TASK REQUIREMENTS
Can you output the material exactly as written, minus any pictures it holds?

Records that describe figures
<<<<
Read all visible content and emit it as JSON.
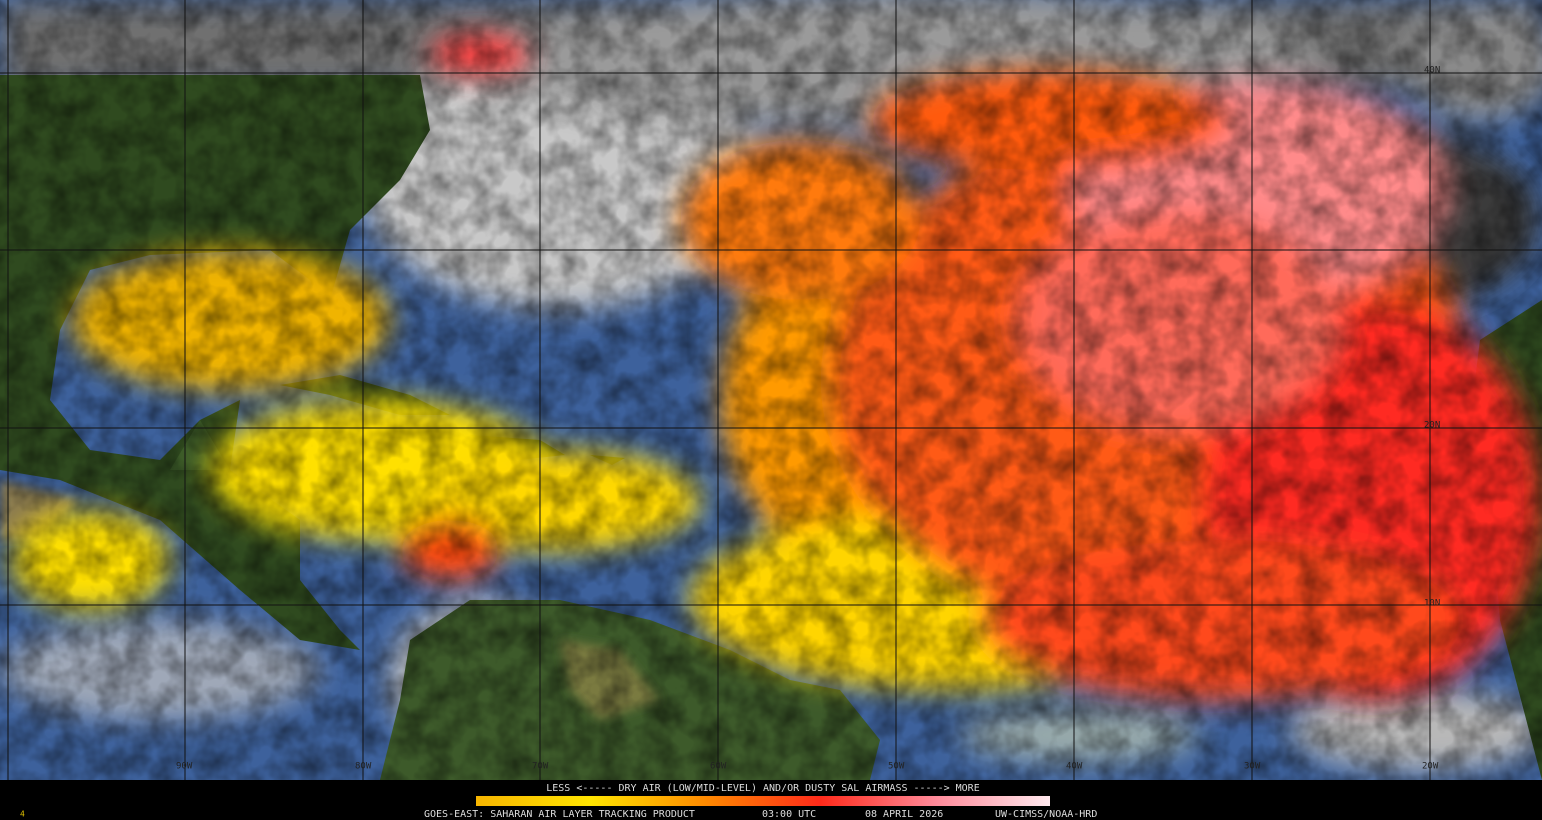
{
  "map": {
    "frame": "4",
    "longitude_labels": [
      "90W",
      "80W",
      "70W",
      "60W",
      "50W",
      "40W",
      "30W",
      "20W"
    ],
    "latitude_labels": [
      "40N",
      "20N",
      "10N"
    ],
    "legend": {
      "caption": "LESS <----- DRY AIR (LOW/MID-LEVEL) AND/OR DUSTY SAL AIRMASS -----> MORE",
      "product": "GOES-EAST: SAHARAN AIR LAYER TRACKING PRODUCT",
      "time": "03:00 UTC",
      "date": "08 APRIL 2026",
      "credit": "UW-CIMSS/NOAA-HRD"
    }
  }
}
>>>>
EXERCISE OUTPUT
Read all visible content and emit it as JSON.
{
  "map": {
    "frame": "4",
    "longitude_labels": [
      "90W",
      "80W",
      "70W",
      "60W",
      "50W",
      "40W",
      "30W",
      "20W"
    ],
    "latitude_labels": [
      "40N",
      "20N",
      "10N"
    ],
    "legend": {
      "caption": "LESS <----- DRY AIR (LOW/MID-LEVEL) AND/OR DUSTY SAL AIRMASS -----> MORE",
      "product": "GOES-EAST: SAHARAN AIR LAYER TRACKING PRODUCT",
      "time": "03:00 UTC",
      "date": "08 APRIL 2026",
      "credit": "UW-CIMSS/NOAA-HRD"
    }
  }
}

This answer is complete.